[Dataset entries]

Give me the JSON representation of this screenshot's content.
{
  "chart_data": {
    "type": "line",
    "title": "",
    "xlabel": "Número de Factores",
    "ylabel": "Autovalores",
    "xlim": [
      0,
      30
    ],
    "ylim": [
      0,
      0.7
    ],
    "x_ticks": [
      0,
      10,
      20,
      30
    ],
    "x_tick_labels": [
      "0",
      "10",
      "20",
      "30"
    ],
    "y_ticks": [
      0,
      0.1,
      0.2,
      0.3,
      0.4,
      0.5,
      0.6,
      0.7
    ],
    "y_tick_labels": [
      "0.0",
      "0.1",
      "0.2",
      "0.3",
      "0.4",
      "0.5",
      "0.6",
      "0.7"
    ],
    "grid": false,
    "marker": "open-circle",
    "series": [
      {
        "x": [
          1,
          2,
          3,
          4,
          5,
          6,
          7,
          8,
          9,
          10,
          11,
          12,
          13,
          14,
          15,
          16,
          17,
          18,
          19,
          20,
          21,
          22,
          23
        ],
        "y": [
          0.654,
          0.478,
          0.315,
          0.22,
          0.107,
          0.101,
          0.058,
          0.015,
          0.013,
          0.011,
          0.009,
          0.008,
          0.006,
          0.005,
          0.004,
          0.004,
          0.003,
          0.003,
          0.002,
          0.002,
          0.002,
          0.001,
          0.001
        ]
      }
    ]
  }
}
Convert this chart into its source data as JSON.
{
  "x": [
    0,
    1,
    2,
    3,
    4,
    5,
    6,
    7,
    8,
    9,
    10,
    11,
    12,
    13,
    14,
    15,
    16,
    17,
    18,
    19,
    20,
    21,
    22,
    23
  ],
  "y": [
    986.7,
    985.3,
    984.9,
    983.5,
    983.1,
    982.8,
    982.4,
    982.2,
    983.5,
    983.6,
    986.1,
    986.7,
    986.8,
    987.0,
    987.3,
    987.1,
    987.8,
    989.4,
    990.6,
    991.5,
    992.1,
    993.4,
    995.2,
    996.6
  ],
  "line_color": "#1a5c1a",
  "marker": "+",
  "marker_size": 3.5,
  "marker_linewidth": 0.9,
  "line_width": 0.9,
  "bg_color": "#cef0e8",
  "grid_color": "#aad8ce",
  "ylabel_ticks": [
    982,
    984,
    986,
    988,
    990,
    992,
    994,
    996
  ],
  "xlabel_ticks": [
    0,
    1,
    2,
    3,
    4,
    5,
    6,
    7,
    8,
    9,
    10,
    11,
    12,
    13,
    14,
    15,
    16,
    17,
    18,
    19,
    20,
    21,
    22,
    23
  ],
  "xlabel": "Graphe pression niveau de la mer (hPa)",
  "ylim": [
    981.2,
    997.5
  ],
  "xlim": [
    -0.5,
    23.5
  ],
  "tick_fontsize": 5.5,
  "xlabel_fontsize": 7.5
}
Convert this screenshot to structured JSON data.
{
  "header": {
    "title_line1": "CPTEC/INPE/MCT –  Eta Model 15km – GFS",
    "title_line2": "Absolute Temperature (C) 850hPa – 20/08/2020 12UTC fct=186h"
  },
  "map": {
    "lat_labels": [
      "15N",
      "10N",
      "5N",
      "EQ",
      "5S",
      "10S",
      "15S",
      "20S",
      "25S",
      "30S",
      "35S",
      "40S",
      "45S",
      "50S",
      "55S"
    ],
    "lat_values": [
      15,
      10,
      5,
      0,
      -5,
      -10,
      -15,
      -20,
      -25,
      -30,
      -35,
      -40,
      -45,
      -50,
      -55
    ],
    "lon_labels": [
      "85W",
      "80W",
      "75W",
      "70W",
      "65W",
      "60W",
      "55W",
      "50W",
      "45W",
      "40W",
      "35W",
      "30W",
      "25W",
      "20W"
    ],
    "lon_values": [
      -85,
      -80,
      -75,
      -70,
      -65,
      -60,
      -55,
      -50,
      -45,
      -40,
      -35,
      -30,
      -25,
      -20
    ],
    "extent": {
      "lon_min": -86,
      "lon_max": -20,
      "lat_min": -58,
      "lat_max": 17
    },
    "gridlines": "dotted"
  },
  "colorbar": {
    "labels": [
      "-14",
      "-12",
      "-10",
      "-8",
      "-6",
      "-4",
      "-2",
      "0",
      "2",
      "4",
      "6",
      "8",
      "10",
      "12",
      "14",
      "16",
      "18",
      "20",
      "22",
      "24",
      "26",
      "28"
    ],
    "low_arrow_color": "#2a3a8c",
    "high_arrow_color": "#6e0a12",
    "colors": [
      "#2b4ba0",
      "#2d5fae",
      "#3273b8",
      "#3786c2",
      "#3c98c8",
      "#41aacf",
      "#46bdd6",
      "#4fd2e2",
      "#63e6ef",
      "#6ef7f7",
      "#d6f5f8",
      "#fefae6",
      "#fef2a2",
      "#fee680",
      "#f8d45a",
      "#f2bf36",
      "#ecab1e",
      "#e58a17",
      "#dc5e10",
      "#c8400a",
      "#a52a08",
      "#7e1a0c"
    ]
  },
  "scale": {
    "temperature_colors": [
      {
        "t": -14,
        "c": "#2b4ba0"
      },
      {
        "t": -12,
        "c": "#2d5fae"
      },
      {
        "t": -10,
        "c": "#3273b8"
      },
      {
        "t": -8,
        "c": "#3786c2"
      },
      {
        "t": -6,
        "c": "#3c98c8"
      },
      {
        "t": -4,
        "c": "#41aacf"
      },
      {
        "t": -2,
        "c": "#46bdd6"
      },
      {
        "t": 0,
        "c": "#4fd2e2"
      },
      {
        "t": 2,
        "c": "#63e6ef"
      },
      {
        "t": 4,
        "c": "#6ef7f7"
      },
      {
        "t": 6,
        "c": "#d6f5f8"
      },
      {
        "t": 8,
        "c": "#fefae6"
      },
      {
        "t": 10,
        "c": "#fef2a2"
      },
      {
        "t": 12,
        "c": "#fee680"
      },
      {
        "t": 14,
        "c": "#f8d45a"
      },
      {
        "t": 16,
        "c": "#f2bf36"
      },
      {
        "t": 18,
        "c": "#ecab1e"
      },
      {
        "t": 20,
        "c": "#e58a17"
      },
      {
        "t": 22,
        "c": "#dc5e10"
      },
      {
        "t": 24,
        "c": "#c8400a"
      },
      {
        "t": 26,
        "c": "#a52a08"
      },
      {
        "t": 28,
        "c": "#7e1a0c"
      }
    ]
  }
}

**Set exercise:** Find every line that has "JSON" in it, then return those lines.

**Reply:**
Give me the JSON representation of this screenshot's content.
Convert this chart into its source data as JSON.
Convert this screenshot to structured JSON data.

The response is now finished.